═══ EXTRACT TO READ
This was our 2013 Jayco Flight Swift 198 RD

THIS WAS OUR 2013 JAYCO FLIGHT SWIFT 198RD, PARKED AT THE TOMBSTONE TERRITORIES RV PARK IN ARIZONA



Thursday, 22 June 2017

Hello Everyone

Hi, I’m back from my trip to Germany.  Actually, I’ve come back several days ago, but I got immediately immerged into several projects here at home so that posting in my blog fell to the wayside.

Travel time to my parents house for anyone interested is a 20 hr. event and I’m up without sleep more than 36 hrs. It involves the drive to the Windsor Airport from our house, my flight to Toronto, then to Frankfurt Germany and on to Hamburg Germany, a train ride from the Airport to the Central Station and from there a fast train to a neighboring city close to my parents town and from there a car ride to their house.  Included are the waiting times in-between flights and delays!! Germany is 6 hours ahead of EDT (Eastern Daylight Time) so I’d been jetlagged there and coming back.
══════
═══ DATA TO USE
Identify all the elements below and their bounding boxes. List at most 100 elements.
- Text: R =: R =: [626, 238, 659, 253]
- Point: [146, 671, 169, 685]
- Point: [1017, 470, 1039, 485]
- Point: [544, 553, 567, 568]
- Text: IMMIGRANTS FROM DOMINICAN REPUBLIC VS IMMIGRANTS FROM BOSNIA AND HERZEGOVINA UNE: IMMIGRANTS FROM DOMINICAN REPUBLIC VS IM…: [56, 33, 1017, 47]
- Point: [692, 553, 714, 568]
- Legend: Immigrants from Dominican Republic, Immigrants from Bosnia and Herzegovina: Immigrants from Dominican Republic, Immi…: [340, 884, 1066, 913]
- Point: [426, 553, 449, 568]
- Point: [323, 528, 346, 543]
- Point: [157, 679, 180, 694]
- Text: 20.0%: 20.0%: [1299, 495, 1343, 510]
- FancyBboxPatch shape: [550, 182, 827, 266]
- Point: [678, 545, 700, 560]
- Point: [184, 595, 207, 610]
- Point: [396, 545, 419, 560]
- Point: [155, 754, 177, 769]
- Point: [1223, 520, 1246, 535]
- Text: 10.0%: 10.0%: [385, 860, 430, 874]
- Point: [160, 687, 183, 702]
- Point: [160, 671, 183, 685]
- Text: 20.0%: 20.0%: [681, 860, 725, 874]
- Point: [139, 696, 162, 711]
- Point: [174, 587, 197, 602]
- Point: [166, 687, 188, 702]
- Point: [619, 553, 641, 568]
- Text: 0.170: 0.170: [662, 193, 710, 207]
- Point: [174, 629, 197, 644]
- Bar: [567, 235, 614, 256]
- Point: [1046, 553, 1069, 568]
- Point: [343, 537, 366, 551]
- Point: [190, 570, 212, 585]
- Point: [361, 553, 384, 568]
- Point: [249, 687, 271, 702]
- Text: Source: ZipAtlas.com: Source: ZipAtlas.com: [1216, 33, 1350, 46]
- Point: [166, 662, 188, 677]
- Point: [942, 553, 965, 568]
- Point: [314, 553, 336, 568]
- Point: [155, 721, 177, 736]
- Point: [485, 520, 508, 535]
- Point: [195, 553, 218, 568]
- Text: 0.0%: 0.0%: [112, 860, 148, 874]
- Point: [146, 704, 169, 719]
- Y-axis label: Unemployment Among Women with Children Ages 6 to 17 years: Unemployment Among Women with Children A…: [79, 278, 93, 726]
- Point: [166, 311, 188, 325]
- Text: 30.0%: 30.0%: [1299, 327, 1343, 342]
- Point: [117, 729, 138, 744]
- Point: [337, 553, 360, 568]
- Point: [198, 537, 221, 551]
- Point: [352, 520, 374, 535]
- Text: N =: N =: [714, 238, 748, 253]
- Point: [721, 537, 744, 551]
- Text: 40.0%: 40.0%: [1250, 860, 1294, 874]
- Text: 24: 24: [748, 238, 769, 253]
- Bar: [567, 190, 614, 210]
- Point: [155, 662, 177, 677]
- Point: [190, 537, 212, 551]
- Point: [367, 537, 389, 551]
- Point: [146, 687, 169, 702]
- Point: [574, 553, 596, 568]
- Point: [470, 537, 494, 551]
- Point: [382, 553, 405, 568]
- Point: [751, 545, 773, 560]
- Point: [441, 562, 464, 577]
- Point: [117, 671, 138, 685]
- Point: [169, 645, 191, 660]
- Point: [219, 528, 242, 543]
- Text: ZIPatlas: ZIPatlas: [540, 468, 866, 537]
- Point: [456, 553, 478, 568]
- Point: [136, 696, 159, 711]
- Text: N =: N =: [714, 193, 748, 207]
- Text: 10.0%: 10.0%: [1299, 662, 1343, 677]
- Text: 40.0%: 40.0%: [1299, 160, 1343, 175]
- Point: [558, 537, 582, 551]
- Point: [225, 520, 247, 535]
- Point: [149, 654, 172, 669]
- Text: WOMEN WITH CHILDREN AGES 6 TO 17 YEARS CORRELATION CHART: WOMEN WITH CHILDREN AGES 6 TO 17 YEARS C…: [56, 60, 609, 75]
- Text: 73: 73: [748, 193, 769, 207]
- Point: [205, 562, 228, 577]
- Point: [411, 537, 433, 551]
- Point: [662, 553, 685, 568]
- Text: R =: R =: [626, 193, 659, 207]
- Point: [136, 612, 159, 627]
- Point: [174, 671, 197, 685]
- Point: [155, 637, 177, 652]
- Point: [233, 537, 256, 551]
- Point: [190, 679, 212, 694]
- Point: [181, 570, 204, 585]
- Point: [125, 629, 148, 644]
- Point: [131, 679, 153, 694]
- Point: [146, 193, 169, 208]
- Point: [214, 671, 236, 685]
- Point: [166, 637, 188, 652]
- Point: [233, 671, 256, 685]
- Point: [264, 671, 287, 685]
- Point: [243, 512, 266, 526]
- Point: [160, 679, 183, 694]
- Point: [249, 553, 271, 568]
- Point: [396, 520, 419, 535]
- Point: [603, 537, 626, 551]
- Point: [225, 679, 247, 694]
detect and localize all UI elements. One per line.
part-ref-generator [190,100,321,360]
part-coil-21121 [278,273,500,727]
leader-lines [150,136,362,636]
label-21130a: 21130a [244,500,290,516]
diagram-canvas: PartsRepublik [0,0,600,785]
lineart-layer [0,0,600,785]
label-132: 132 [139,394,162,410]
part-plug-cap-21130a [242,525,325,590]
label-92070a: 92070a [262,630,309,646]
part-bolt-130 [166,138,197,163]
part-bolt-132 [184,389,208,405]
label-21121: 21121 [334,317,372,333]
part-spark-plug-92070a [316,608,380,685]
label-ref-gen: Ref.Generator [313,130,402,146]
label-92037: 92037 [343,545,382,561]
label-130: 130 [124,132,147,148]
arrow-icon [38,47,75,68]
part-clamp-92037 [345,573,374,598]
══════
TASKS FOR THIS EXERCISE:
a – Reproduce the records from their first line through the line containing "- Point: [678, 545, 700, 560]", including both of those lines.
b – Write the next part of the blog post about the trip to Germany, picking up after its last sentence.

RESPONSES IN ORDER:
a –
Identify all the elements below and their bounding boxes. List at most 100 elements.
- Text: R =: R =: [626, 238, 659, 253]
- Point: [146, 671, 169, 685]
- Point: [1017, 470, 1039, 485]
- Point: [544, 553, 567, 568]
- Text: IMMIGRANTS FROM DOMINICAN REPUBLIC VS IMMIGRANTS FROM BOSNIA AND HERZEGOVINA UNE: IMMIGRANTS FROM DOMINICAN REPUBLIC VS IM…: [56, 33, 1017, 47]
- Point: [692, 553, 714, 568]
- Legend: Immigrants from Dominican Republic, Immigrants from Bosnia and Herzegovina: Immigrants from Dominican Republic, Immi…: [340, 884, 1066, 913]
- Point: [426, 553, 449, 568]
- Point: [323, 528, 346, 543]
- Point: [157, 679, 180, 694]
- Text: 20.0%: 20.0%: [1299, 495, 1343, 510]
- FancyBboxPatch shape: [550, 182, 827, 266]
- Point: [678, 545, 700, 560]

b –
How do you kill time during the 8-hour transatlantic flight? One way is to getting entertained by watching several in-flight movies, snacking on pretzels and a Bailey on ice for example.



In my pre trip preparations I spent a lot of time on research as to what changes I might suggest and what services would be available in order to help my parents in a new situation.  I am happy to announce that my Dad’s recovery went very well.  Also my Mom is doing better considering all the ailments and pain that she has to cope with.  If you’ve been driving a car for over 60 years and all of a sudden it is being suggested that it is time to discontinue that practice, it must be hard to swallow.  Hopefully I’ve been helpful in the transition while I talked my 92-year-old Dad into driving a spiffy 16 km or 10 miles/hr. Scooter that is even allowed on the road but does not require a driver’s license and he doesn’t have to walk to the supermarket to get a few groceries!  Now, when is Mom going to get one too?






My parents have a beautiful property and garden that I wish it were mine.  Wait! It was mine for the duration of my stay and at times I didn’t know if I ripped out a weed or a seedling while trying to get in control of the flower beds that had been waiting for my arrival.


I thought my parents had a great idea when they converted the fire pit into a water fountain and the birds liked to drink from it also.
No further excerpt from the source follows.